Identify and reproduce every line holding the string "Temperature".

┌─ Exercise material

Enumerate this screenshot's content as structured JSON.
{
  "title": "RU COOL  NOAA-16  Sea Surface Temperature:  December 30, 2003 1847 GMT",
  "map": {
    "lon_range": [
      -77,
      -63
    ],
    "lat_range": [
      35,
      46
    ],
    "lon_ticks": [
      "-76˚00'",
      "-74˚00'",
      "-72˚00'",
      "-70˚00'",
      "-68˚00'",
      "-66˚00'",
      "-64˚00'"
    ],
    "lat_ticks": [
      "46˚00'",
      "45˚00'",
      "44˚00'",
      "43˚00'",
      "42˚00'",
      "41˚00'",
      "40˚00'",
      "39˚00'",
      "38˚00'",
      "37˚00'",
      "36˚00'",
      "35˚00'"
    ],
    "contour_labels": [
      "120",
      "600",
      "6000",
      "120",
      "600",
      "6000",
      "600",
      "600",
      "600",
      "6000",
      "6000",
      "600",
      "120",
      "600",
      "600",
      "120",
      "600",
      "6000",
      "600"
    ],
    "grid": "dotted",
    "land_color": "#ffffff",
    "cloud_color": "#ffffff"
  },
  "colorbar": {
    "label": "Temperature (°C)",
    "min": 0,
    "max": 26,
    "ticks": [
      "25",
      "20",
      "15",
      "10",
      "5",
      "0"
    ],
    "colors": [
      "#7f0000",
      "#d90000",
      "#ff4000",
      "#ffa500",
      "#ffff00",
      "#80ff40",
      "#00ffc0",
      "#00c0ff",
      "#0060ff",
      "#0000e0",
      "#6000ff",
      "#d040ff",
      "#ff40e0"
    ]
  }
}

└─

Response
  "title": "RU COOL  NOAA-16  Sea Surface Temperature:  December 30, 2003 1847 GMT",
    "label": "Temperature (°C)",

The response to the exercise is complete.